• _What to work on_
Where a line of the material contains the string "this", copy that line.

------

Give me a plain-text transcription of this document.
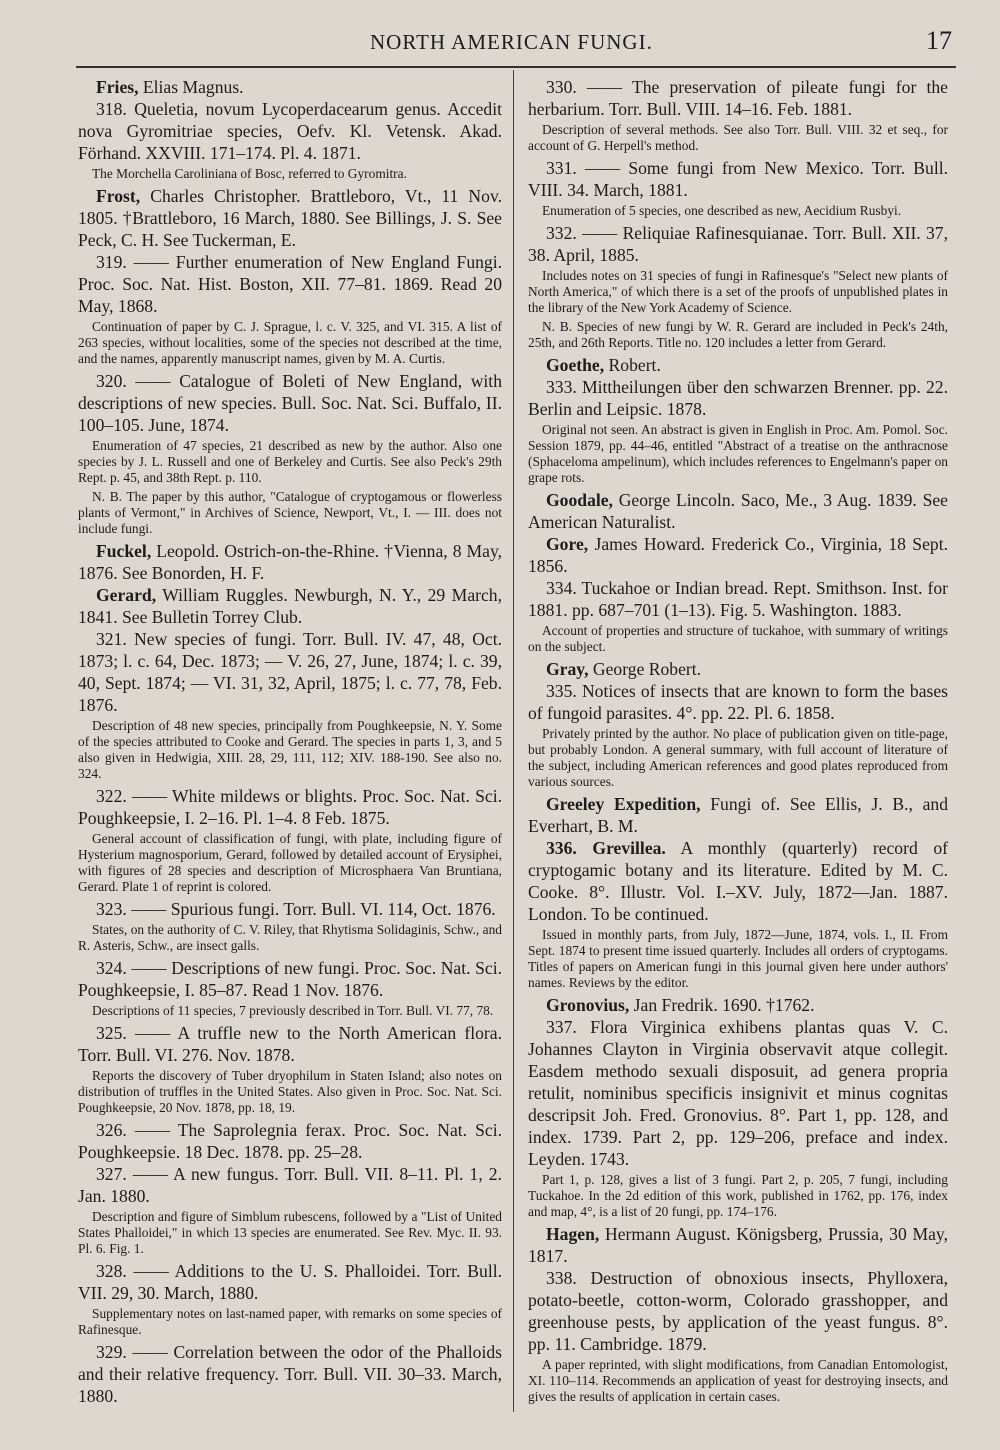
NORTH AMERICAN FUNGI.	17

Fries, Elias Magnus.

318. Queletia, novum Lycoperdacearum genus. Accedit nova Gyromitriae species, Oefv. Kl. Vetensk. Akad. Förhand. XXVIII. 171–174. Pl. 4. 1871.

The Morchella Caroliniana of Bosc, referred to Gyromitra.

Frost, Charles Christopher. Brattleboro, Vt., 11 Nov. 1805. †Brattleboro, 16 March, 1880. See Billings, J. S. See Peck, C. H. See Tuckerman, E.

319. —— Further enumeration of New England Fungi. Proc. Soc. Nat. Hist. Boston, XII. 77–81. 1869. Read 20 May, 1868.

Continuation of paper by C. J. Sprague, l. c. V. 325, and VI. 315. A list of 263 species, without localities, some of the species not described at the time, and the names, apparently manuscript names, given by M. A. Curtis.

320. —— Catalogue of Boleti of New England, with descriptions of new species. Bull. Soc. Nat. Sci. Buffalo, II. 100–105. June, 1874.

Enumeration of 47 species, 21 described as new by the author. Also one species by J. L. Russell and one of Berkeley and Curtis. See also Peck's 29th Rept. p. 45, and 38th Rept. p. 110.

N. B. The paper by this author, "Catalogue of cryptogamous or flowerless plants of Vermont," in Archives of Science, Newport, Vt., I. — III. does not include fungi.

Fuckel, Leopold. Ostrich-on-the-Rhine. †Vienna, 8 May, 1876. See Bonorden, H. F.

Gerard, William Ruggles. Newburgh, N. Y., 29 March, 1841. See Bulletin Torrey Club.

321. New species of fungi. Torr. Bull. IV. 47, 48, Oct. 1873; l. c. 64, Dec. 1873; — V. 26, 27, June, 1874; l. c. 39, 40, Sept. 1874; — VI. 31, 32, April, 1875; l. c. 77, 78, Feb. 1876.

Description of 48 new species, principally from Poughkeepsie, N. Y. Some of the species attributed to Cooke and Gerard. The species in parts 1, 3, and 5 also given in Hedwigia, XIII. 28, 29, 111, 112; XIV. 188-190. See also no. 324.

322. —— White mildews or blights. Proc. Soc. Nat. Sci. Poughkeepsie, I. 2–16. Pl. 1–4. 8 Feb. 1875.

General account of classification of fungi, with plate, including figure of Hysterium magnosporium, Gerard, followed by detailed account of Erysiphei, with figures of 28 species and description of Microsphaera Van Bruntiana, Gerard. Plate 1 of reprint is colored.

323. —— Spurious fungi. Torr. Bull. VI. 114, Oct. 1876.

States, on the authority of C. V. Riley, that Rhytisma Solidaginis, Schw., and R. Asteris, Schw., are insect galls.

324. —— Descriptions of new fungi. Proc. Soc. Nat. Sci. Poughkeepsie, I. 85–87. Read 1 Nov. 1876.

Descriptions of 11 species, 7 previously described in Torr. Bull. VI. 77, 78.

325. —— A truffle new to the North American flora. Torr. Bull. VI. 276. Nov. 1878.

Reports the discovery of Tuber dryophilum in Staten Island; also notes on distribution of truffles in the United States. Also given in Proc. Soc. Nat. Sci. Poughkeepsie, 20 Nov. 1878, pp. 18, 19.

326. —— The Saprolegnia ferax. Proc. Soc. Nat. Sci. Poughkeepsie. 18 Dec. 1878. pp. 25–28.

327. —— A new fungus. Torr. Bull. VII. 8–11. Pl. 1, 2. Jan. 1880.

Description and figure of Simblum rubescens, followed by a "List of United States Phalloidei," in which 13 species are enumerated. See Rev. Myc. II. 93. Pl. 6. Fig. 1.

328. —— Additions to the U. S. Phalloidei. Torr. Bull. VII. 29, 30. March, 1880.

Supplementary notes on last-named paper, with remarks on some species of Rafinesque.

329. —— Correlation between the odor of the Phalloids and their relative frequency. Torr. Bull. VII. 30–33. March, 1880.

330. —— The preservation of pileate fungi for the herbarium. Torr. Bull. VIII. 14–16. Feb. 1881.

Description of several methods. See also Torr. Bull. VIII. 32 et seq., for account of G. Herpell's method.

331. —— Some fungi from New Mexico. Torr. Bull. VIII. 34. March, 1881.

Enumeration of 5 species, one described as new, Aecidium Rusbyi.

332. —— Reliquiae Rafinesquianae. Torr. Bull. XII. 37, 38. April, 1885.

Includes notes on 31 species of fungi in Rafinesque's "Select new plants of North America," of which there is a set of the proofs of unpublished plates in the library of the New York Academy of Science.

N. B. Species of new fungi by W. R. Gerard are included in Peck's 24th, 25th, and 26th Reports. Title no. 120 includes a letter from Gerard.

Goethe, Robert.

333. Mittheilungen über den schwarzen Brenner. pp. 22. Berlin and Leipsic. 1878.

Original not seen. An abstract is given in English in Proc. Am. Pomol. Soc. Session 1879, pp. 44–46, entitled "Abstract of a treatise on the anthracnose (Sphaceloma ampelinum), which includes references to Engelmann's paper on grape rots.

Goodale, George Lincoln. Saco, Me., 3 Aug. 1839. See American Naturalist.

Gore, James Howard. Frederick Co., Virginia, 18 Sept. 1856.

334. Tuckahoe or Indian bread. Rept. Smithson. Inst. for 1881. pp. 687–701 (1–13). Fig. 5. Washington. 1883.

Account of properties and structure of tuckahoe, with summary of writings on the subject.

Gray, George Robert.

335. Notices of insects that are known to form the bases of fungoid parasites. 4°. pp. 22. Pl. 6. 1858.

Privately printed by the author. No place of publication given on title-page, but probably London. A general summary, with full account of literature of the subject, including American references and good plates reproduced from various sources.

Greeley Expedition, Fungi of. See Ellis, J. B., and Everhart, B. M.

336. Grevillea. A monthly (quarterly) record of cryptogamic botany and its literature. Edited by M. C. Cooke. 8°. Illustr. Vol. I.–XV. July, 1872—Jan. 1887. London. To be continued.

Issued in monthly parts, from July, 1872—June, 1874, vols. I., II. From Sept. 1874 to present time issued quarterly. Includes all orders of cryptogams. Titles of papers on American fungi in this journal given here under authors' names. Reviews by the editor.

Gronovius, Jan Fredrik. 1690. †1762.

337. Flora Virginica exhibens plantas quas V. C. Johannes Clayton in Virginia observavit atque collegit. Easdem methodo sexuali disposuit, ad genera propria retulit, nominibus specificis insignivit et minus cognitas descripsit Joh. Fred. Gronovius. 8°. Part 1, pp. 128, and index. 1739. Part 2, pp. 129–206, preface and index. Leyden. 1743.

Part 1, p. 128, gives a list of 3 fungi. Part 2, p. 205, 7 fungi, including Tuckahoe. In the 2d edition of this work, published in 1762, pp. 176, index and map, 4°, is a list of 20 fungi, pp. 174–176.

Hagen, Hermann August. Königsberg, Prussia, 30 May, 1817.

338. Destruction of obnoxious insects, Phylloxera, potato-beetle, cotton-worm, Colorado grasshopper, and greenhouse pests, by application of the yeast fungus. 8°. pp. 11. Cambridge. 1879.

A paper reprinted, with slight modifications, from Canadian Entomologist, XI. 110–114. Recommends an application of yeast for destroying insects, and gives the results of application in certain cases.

------

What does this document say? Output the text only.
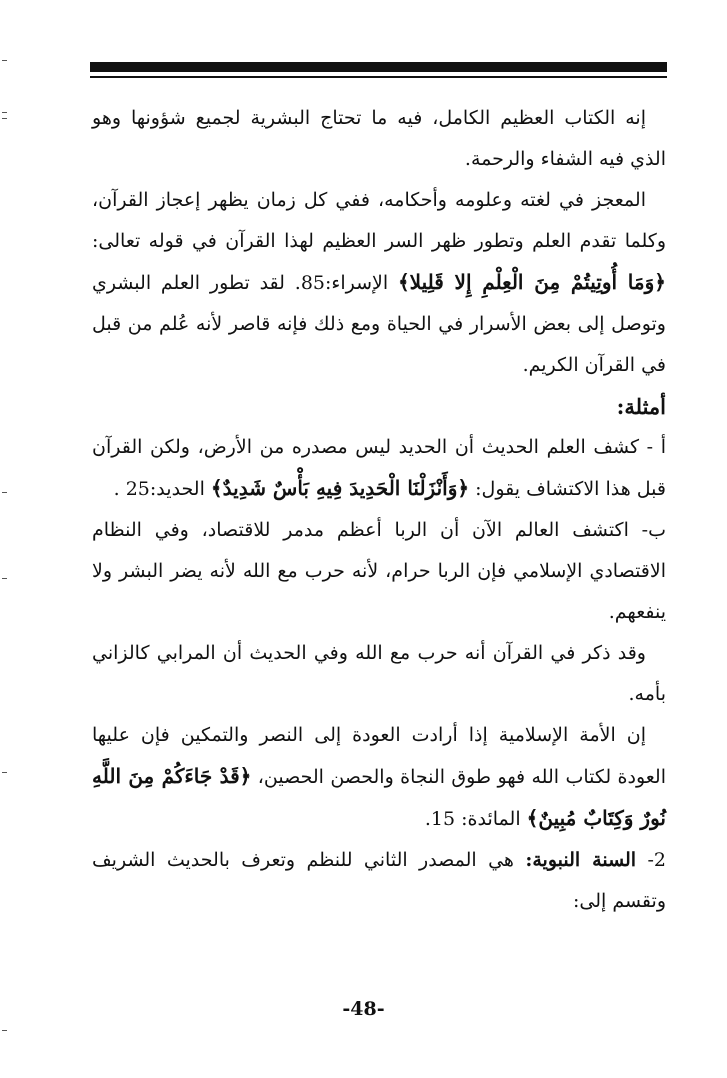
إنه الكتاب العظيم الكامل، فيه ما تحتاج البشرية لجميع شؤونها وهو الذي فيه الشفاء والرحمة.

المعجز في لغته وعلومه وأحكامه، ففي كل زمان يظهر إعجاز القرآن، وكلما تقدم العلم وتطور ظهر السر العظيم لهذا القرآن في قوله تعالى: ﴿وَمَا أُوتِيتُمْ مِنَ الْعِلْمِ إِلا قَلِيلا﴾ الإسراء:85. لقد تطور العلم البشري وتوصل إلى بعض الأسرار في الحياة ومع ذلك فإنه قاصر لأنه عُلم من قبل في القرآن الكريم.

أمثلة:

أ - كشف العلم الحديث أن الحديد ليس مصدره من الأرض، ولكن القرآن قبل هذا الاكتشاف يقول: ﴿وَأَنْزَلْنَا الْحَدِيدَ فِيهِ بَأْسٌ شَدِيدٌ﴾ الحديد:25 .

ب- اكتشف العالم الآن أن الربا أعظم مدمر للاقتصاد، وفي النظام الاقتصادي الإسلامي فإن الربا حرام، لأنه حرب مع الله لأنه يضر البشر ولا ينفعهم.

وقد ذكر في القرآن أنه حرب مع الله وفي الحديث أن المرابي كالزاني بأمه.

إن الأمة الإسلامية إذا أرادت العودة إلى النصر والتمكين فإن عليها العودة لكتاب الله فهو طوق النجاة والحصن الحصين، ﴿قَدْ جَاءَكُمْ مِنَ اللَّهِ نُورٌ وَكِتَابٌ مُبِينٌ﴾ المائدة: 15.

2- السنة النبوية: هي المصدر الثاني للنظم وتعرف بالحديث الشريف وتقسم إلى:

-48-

------

• _Complete output_
Give me a plain-text transcription of this document.
N. B. The paper by this author, "Catalogue of cryptogamous or flowerless plants of Vermont," in Archives of Science, Newport, Vt., I. — III. does not include fungi.
Issued in monthly parts, from July, 1872—June, 1874, vols. I., II. From Sept. 1874 to present time issued quarterly. Includes all orders of cryptogams. Titles of papers on American fungi in this journal given here under authors' names. Reviews by the editor.
Part 1, p. 128, gives a list of 3 fungi. Part 2, p. 205, 7 fungi, including Tuckahoe. In the 2d edition of this work, published in 1762, pp. 176, index and map, 4°, is a list of 20 fungi, pp. 174–176.
What does this document say? Output the text only.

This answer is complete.